Problem details: Copy out every line of the data exactly.

[Begin]

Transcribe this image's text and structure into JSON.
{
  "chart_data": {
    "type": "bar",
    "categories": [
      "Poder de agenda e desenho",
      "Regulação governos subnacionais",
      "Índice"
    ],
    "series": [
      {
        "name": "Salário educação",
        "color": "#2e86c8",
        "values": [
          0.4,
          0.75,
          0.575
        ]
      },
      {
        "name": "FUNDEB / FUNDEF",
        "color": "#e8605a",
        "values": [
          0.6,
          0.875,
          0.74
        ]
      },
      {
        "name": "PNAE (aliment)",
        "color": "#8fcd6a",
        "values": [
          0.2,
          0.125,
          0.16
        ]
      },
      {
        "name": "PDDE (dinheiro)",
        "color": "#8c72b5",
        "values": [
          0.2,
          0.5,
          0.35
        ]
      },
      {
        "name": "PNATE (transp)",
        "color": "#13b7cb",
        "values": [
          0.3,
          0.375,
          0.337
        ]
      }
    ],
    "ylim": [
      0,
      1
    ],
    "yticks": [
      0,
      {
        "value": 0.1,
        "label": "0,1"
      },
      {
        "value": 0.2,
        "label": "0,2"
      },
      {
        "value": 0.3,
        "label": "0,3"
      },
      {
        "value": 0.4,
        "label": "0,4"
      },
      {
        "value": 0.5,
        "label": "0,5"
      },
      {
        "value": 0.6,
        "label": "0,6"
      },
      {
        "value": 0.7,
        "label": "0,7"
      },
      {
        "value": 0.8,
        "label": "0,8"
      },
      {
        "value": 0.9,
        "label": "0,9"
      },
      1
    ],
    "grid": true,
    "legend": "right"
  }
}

[End]

Solution for this exercise:
Transcribe this image's text and structure into JSON.
{
  "chart_data": {
    "type": "bar",
    "categories": [
      "Poder de agenda e desenho",
      "Regulação governos subnacionais",
      "Índice"
    ],
    "series": [
      {
        "name": "Salário educação",
        "color": "#2e86c8",
        "values": [
          0.4,
          0.75,
          0.575
        ]
      },
      {
        "name": "FUNDEB / FUNDEF",
        "color": "#e8605a",
        "values": [
          0.6,
          0.875,
          0.74
        ]
      },
      {
        "name": "PNAE (aliment)",
        "color": "#8fcd6a",
        "values": [
          0.2,
          0.125,
          0.16
        ]
      },
      {
        "name": "PDDE (dinheiro)",
        "color": "#8c72b5",
        "values": [
          0.2,
          0.5,
          0.35
        ]
      },
      {
        "name": "PNATE (transp)",
        "color": "#13b7cb",
        "values": [
          0.3,
          0.375,
          0.337
        ]
      }
    ],
    "ylim": [
      0,
      1
    ],
    "yticks": [
      0,
      {
        "value": 0.1,
        "label": "0,1"
      },
      {
        "value": 0.2,
        "label": "0,2"
      },
      {
        "value": 0.3,
        "label": "0,3"
      },
      {
        "value": 0.4,
        "label": "0,4"
      },
      {
        "value": 0.5,
        "label": "0,5"
      },
      {
        "value": 0.6,
        "label": "0,6"
      },
      {
        "value": 0.7,
        "label": "0,7"
      },
      {
        "value": 0.8,
        "label": "0,8"
      },
      {
        "value": 0.9,
        "label": "0,9"
      },
      1
    ],
    "grid": true,
    "legend": "right"
  }
}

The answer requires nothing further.